» **What needs to be done**: Every line of the listing must be reproduced as it stands. Leave the images behind.

⟨

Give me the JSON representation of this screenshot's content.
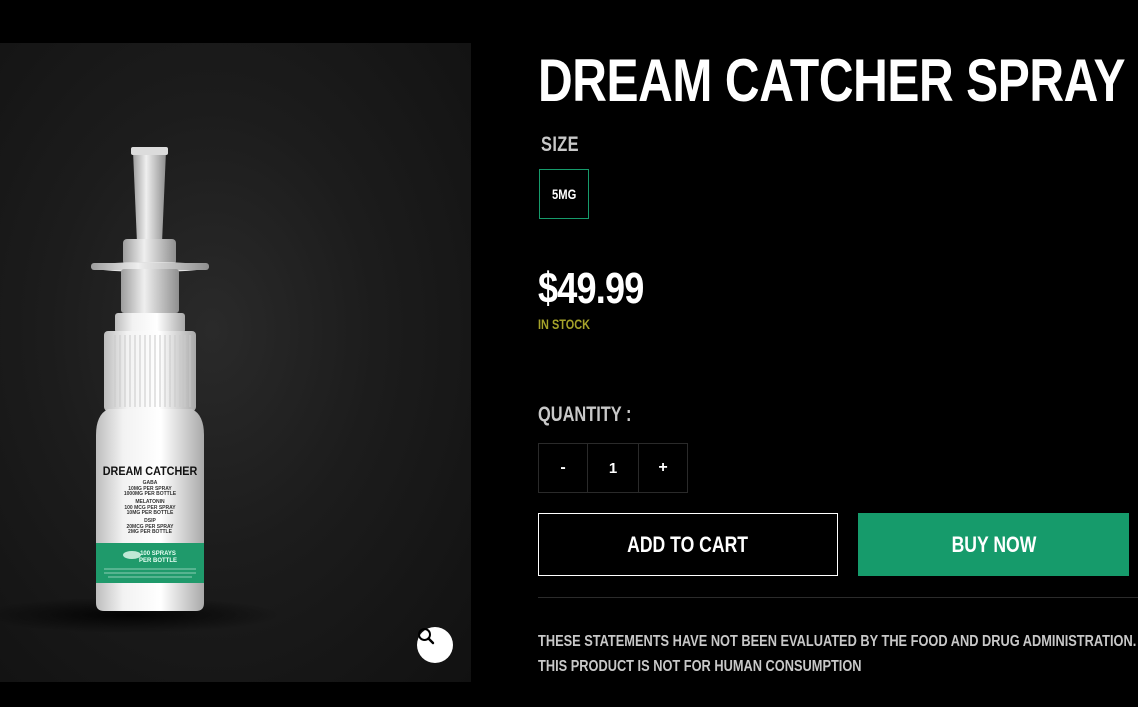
{
  "product": {
    "title": "DREAM CATCHER SPRAY",
    "size_label": "SIZE",
    "sizes": [
      "5MG"
    ],
    "selected_size": "5MG",
    "price": "$49.99",
    "stock_status": "IN STOCK"
  },
  "quantity": {
    "label": "QUANTITY :",
    "minus": "-",
    "value": "1",
    "plus": "+"
  },
  "buttons": {
    "add_to_cart": "ADD TO CART",
    "buy_now": "BUY NOW"
  },
  "disclaimer": "THESE STATEMENTS HAVE NOT BEEN EVALUATED BY THE FOOD AND DRUG ADMINISTRATION. THIS PRODUCT IS NOT FOR HUMAN CONSUMPTION",
  "bottle_label": {
    "brand": "DREAM CATCHER",
    "ingredients": [
      "GABA",
      "10MG PER SPRAY",
      "1000MG PER BOTTLE",
      "MELATONIN",
      "100 MCG PER SPRAY",
      "10MG PER BOTTLE",
      "DSIP",
      "20MCG PER SPRAY",
      "2MG PER BOTTLE"
    ],
    "band_text": "100 SPRAYS PER BOTTLE"
  },
  "colors": {
    "accent_green": "#169b6b",
    "stock_color": "#a5a22a",
    "background": "#000000"
  },
  "icons": {
    "zoom": "magnifier-icon"
  }
}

⟩

» **Answer to this task**:
Give me the JSON representation of this screenshot's content.
{
  "product": {
    "title": "DREAM CATCHER SPRAY",
    "size_label": "SIZE",
    "sizes": [
      "5MG"
    ],
    "selected_size": "5MG",
    "price": "$49.99",
    "stock_status": "IN STOCK"
  },
  "quantity": {
    "label": "QUANTITY :",
    "minus": "-",
    "value": "1",
    "plus": "+"
  },
  "buttons": {
    "add_to_cart": "ADD TO CART",
    "buy_now": "BUY NOW"
  },
  "disclaimer": "THESE STATEMENTS HAVE NOT BEEN EVALUATED BY THE FOOD AND DRUG ADMINISTRATION. THIS PRODUCT IS NOT FOR HUMAN CONSUMPTION",
  "bottle_label": {
    "brand": "DREAM CATCHER",
    "ingredients": [
      "GABA",
      "10MG PER SPRAY",
      "1000MG PER BOTTLE",
      "MELATONIN",
      "100 MCG PER SPRAY",
      "10MG PER BOTTLE",
      "DSIP",
      "20MCG PER SPRAY",
      "2MG PER BOTTLE"
    ],
    "band_text": "100 SPRAYS PER BOTTLE"
  },
  "colors": {
    "accent_green": "#169b6b",
    "stock_color": "#a5a22a",
    "background": "#000000"
  },
  "icons": {
    "zoom": "magnifier-icon"
  }
}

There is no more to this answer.